STATED EXERCISE:
Retype all of the entries word for word.
===== EXTRACTED INFORMATION
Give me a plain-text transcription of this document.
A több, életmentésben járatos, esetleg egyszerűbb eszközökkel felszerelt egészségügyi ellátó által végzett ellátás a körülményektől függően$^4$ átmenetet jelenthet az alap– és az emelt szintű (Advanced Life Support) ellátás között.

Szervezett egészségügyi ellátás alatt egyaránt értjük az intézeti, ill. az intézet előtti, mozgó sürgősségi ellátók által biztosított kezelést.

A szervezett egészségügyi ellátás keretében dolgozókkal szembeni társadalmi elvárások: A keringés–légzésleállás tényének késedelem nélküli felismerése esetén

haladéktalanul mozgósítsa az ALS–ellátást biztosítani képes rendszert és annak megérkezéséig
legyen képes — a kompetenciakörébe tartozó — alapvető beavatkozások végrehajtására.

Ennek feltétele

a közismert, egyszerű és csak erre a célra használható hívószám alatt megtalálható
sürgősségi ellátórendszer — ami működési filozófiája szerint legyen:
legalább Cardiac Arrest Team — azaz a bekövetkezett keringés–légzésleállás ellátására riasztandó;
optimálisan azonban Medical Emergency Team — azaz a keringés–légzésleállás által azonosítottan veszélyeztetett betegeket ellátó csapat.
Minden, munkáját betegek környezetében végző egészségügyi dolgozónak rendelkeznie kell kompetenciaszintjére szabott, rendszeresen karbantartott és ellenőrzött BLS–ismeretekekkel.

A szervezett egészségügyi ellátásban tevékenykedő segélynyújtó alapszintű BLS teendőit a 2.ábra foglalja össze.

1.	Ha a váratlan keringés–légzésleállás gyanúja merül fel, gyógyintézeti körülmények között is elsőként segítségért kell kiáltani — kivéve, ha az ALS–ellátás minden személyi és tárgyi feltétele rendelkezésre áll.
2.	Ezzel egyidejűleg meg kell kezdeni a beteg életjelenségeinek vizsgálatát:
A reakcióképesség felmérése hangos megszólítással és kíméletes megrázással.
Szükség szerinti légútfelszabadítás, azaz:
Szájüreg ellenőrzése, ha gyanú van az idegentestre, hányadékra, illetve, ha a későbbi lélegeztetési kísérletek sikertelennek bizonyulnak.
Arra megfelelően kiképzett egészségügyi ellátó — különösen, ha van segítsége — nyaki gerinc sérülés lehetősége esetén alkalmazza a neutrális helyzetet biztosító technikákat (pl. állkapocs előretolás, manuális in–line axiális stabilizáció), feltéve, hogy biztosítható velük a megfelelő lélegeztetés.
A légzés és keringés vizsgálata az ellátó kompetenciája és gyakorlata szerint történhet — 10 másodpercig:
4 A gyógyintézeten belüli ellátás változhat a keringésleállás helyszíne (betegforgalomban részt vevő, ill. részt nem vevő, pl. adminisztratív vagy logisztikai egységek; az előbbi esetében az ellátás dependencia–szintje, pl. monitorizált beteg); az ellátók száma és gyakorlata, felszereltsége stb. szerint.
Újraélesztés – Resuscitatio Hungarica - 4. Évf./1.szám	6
==========
RESPONSE FOR THIS EXERCISE:
Give me a plain-text transcription of this document.
A több, életmentésben járatos, esetleg egyszerűbb eszközökkel felszerelt egészségügyi ellátó által végzett ellátás a körülményektől függően$^4$ átmenetet jelenthet az alap– és az emelt szintű (Advanced Life Support) ellátás között.

Szervezett egészségügyi ellátás alatt egyaránt értjük az intézeti, ill. az intézet előtti, mozgó sürgősségi ellátók által biztosított kezelést.

A szervezett egészségügyi ellátás keretében dolgozókkal szembeni társadalmi elvárások: A keringés–légzésleállás tényének késedelem nélküli felismerése esetén

haladéktalanul mozgósítsa az ALS–ellátást biztosítani képes rendszert és annak megérkezéséig
legyen képes — a kompetenciakörébe tartozó — alapvető beavatkozások végrehajtására.

Ennek feltétele

a közismert, egyszerű és csak erre a célra használható hívószám alatt megtalálható
sürgősségi ellátórendszer — ami működési filozófiája szerint legyen:
legalább Cardiac Arrest Team — azaz a bekövetkezett keringés–légzésleállás ellátására riasztandó;
optimálisan azonban Medical Emergency Team — azaz a keringés–légzésleállás által azonosítottan veszélyeztetett betegeket ellátó csapat.
Minden, munkáját betegek környezetében végző egészségügyi dolgozónak rendelkeznie kell kompetenciaszintjére szabott, rendszeresen karbantartott és ellenőrzött BLS–ismeretekekkel.

A szervezett egészségügyi ellátásban tevékenykedő segélynyújtó alapszintű BLS teendőit a 2.ábra foglalja össze.

1.	Ha a váratlan keringés–légzésleállás gyanúja merül fel, gyógyintézeti körülmények között is elsőként segítségért kell kiáltani — kivéve, ha az ALS–ellátás minden személyi és tárgyi feltétele rendelkezésre áll.
2.	Ezzel egyidejűleg meg kell kezdeni a beteg életjelenségeinek vizsgálatát:
A reakcióképesség felmérése hangos megszólítással és kíméletes megrázással.
Szükség szerinti légútfelszabadítás, azaz:
Szájüreg ellenőrzése, ha gyanú van az idegentestre, hányadékra, illetve, ha a későbbi lélegeztetési kísérletek sikertelennek bizonyulnak.
Arra megfelelően kiképzett egészségügyi ellátó — különösen, ha van segítsége — nyaki gerinc sérülés lehetősége esetén alkalmazza a neutrális helyzetet biztosító technikákat (pl. állkapocs előretolás, manuális in–line axiális stabilizáció), feltéve, hogy biztosítható velük a megfelelő lélegeztetés.
A légzés és keringés vizsgálata az ellátó kompetenciája és gyakorlata szerint történhet — 10 másodpercig:
4 A gyógyintézeten belüli ellátás változhat a keringésleállás helyszíne (betegforgalomban részt vevő, ill. részt nem vevő, pl. adminisztratív vagy logisztikai egységek; az előbbi esetében az ellátás dependencia–szintje, pl. monitorizált beteg); az ellátók száma és gyakorlata, felszereltsége stb. szerint.
Újraélesztés – Resuscitatio Hungarica - 4. Évf./1.szám	6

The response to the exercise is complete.